● **Directions for this task**: Output the records. Match them exactly.

● **Dataset excerpts**:
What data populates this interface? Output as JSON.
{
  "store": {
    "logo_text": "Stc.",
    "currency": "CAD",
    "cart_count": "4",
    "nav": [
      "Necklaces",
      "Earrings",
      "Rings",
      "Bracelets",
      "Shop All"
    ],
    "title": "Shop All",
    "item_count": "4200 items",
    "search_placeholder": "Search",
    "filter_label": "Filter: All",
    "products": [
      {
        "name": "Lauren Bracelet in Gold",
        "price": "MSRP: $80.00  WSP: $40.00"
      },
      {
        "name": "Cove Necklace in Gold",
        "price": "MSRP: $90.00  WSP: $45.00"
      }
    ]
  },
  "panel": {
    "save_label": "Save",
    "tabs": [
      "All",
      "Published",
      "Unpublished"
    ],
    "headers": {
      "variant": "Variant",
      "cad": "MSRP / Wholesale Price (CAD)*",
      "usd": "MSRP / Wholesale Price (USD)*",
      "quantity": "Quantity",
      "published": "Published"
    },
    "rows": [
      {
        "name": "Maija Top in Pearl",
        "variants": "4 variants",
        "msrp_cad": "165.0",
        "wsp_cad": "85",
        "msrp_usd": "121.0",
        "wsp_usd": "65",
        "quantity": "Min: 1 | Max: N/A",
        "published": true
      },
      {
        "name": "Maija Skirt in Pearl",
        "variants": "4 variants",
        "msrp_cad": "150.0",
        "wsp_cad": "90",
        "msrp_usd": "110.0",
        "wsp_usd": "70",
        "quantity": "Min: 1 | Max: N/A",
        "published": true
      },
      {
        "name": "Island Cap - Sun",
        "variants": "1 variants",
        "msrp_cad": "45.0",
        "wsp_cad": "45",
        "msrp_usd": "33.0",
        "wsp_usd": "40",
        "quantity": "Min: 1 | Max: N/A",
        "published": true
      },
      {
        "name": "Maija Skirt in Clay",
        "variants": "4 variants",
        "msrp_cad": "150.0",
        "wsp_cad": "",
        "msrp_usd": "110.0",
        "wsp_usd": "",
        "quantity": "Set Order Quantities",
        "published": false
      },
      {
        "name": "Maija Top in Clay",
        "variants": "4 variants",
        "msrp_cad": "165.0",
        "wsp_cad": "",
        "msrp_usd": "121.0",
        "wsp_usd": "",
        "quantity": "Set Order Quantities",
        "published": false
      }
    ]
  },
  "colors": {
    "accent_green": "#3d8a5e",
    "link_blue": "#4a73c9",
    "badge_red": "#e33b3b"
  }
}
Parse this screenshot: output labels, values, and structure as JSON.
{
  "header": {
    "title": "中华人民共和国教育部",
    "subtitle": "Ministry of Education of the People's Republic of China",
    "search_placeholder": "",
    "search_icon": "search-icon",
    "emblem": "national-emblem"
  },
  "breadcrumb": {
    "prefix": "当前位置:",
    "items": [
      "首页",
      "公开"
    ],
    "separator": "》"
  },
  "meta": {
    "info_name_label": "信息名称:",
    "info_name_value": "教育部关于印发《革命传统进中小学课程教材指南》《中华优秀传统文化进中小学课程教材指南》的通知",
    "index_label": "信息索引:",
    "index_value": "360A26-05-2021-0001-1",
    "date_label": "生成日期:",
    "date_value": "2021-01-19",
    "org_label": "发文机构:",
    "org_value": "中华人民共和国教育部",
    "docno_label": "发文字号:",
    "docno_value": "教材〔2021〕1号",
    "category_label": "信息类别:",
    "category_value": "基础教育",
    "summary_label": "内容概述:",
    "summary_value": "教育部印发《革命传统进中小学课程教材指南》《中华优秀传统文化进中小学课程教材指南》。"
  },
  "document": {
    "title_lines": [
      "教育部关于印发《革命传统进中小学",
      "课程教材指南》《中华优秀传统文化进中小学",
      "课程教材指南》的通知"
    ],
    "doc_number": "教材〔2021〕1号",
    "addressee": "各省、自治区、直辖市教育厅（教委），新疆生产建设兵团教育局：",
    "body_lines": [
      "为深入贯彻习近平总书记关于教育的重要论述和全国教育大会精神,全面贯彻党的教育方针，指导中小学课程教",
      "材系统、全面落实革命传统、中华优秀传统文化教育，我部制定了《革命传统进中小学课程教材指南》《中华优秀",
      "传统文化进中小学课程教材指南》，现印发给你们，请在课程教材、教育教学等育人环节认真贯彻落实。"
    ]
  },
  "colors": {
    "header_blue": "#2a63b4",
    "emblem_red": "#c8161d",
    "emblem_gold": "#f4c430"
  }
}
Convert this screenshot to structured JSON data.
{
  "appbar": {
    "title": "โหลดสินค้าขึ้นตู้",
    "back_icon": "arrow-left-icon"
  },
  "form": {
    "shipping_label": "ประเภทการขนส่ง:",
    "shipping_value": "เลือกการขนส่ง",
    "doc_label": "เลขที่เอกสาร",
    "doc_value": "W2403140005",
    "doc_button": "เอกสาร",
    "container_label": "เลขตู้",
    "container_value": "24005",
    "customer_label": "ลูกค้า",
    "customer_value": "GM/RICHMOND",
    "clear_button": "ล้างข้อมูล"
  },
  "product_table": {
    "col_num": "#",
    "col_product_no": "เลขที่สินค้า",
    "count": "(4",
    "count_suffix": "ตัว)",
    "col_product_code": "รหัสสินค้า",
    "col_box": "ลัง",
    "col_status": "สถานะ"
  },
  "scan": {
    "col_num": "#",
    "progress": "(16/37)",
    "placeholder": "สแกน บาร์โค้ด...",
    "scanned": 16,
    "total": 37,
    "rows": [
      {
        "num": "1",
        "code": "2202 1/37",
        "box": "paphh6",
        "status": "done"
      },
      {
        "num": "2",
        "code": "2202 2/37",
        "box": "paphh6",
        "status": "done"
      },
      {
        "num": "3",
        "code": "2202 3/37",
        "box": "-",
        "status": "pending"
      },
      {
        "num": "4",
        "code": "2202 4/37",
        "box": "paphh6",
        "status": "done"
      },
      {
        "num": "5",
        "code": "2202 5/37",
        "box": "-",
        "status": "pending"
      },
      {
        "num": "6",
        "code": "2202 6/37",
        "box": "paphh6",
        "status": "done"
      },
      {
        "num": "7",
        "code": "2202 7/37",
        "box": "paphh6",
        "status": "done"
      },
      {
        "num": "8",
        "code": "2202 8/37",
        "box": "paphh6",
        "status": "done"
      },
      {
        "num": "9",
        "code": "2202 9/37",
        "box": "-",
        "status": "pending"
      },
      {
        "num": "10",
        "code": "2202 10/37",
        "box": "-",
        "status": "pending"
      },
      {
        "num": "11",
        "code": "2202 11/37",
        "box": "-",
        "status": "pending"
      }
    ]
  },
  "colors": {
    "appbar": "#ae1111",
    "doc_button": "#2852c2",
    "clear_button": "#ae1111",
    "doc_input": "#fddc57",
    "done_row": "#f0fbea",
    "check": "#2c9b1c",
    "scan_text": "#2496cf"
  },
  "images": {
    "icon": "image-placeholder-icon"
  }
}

● **Correct output**:
What data populates this interface? Output as JSON.
{
  "store": {
    "logo_text": "Stc.",
    "currency": "CAD",
    "cart_count": "4",
    "nav": [
      "Necklaces",
      "Earrings",
      "Rings",
      "Bracelets",
      "Shop All"
    ],
    "title": "Shop All",
    "item_count": "4200 items",
    "search_placeholder": "Search",
    "filter_label": "Filter: All",
    "products": [
      {
        "name": "Lauren Bracelet in Gold",
        "price": "MSRP: $80.00  WSP: $40.00"
      },
      {
        "name": "Cove Necklace in Gold",
        "price": "MSRP: $90.00  WSP: $45.00"
      }
    ]
  },
  "panel": {
    "save_label": "Save",
    "tabs": [
      "All",
      "Published",
      "Unpublished"
    ],
    "headers": {
      "variant": "Variant",
      "cad": "MSRP / Wholesale Price (CAD)*",
      "usd": "MSRP / Wholesale Price (USD)*",
      "quantity": "Quantity",
      "published": "Published"
    },
    "rows": [
      {
        "name": "Maija Top in Pearl",
        "variants": "4 variants",
        "msrp_cad": "165.0",
        "wsp_cad": "85",
        "msrp_usd": "121.0",
        "wsp_usd": "65",
        "quantity": "Min: 1 | Max: N/A",
        "published": true
      },
      {
        "name": "Maija Skirt in Pearl",
        "variants": "4 variants",
        "msrp_cad": "150.0",
        "wsp_cad": "90",
        "msrp_usd": "110.0",
        "wsp_usd": "70",
        "quantity": "Min: 1 | Max: N/A",
        "published": true
      },
      {
        "name": "Island Cap - Sun",
        "variants": "1 variants",
        "msrp_cad": "45.0",
        "wsp_cad": "45",
        "msrp_usd": "33.0",
        "wsp_usd": "40",
        "quantity": "Min: 1 | Max: N/A",
        "published": true
      },
      {
        "name": "Maija Skirt in Clay",
        "variants": "4 variants",
        "msrp_cad": "150.0",
        "wsp_cad": "",
        "msrp_usd": "110.0",
        "wsp_usd": "",
        "quantity": "Set Order Quantities",
        "published": false
      },
      {
        "name": "Maija Top in Clay",
        "variants": "4 variants",
        "msrp_cad": "165.0",
        "wsp_cad": "",
        "msrp_usd": "121.0",
        "wsp_usd": "",
        "quantity": "Set Order Quantities",
        "published": false
      }
    ]
  },
  "colors": {
    "accent_green": "#3d8a5e",
    "link_blue": "#4a73c9",
    "badge_red": "#e33b3b"
  }
}
Parse this screenshot: output labels, values, and structure as JSON.
{
  "header": {
    "title": "中华人民共和国教育部",
    "subtitle": "Ministry of Education of the People's Republic of China",
    "search_placeholder": "",
    "search_icon": "search-icon",
    "emblem": "national-emblem"
  },
  "breadcrumb": {
    "prefix": "当前位置:",
    "items": [
      "首页",
      "公开"
    ],
    "separator": "》"
  },
  "meta": {
    "info_name_label": "信息名称:",
    "info_name_value": "教育部关于印发《革命传统进中小学课程教材指南》《中华优秀传统文化进中小学课程教材指南》的通知",
    "index_label": "信息索引:",
    "index_value": "360A26-05-2021-0001-1",
    "date_label": "生成日期:",
    "date_value": "2021-01-19",
    "org_label": "发文机构:",
    "org_value": "中华人民共和国教育部",
    "docno_label": "发文字号:",
    "docno_value": "教材〔2021〕1号",
    "category_label": "信息类别:",
    "category_value": "基础教育",
    "summary_label": "内容概述:",
    "summary_value": "教育部印发《革命传统进中小学课程教材指南》《中华优秀传统文化进中小学课程教材指南》。"
  },
  "document": {
    "title_lines": [
      "教育部关于印发《革命传统进中小学",
      "课程教材指南》《中华优秀传统文化进中小学",
      "课程教材指南》的通知"
    ],
    "doc_number": "教材〔2021〕1号",
    "addressee": "各省、自治区、直辖市教育厅（教委），新疆生产建设兵团教育局：",
    "body_lines": [
      "为深入贯彻习近平总书记关于教育的重要论述和全国教育大会精神,全面贯彻党的教育方针，指导中小学课程教",
      "材系统、全面落实革命传统、中华优秀传统文化教育，我部制定了《革命传统进中小学课程教材指南》《中华优秀",
      "传统文化进中小学课程教材指南》，现印发给你们，请在课程教材、教育教学等育人环节认真贯彻落实。"
    ]
  },
  "colors": {
    "header_blue": "#2a63b4",
    "emblem_red": "#c8161d",
    "emblem_gold": "#f4c430"
  }
}
Convert this screenshot to structured JSON data.
{
  "appbar": {
    "title": "โหลดสินค้าขึ้นตู้",
    "back_icon": "arrow-left-icon"
  },
  "form": {
    "shipping_label": "ประเภทการขนส่ง:",
    "shipping_value": "เลือกการขนส่ง",
    "doc_label": "เลขที่เอกสาร",
    "doc_value": "W2403140005",
    "doc_button": "เอกสาร",
    "container_label": "เลขตู้",
    "container_value": "24005",
    "customer_label": "ลูกค้า",
    "customer_value": "GM/RICHMOND",
    "clear_button": "ล้างข้อมูล"
  },
  "product_table": {
    "col_num": "#",
    "col_product_no": "เลขที่สินค้า",
    "count": "(4",
    "count_suffix": "ตัว)",
    "col_product_code": "รหัสสินค้า",
    "col_box": "ลัง",
    "col_status": "สถานะ"
  },
  "scan": {
    "col_num": "#",
    "progress": "(16/37)",
    "placeholder": "สแกน บาร์โค้ด...",
    "scanned": 16,
    "total": 37,
    "rows": [
      {
        "num": "1",
        "code": "2202 1/37",
        "box": "paphh6",
        "status": "done"
      },
      {
        "num": "2",
        "code": "2202 2/37",
        "box": "paphh6",
        "status": "done"
      },
      {
        "num": "3",
        "code": "2202 3/37",
        "box": "-",
        "status": "pending"
      },
      {
        "num": "4",
        "code": "2202 4/37",
        "box": "paphh6",
        "status": "done"
      },
      {
        "num": "5",
        "code": "2202 5/37",
        "box": "-",
        "status": "pending"
      },
      {
        "num": "6",
        "code": "2202 6/37",
        "box": "paphh6",
        "status": "done"
      },
      {
        "num": "7",
        "code": "2202 7/37",
        "box": "paphh6",
        "status": "done"
      },
      {
        "num": "8",
        "code": "2202 8/37",
        "box": "paphh6",
        "status": "done"
      },
      {
        "num": "9",
        "code": "2202 9/37",
        "box": "-",
        "status": "pending"
      },
      {
        "num": "10",
        "code": "2202 10/37",
        "box": "-",
        "status": "pending"
      },
      {
        "num": "11",
        "code": "2202 11/37",
        "box": "-",
        "status": "pending"
      }
    ]
  },
  "colors": {
    "appbar": "#ae1111",
    "doc_button": "#2852c2",
    "clear_button": "#ae1111",
    "doc_input": "#fddc57",
    "done_row": "#f0fbea",
    "check": "#2c9b1c",
    "scan_text": "#2496cf"
  },
  "images": {
    "icon": "image-placeholder-icon"
  }
}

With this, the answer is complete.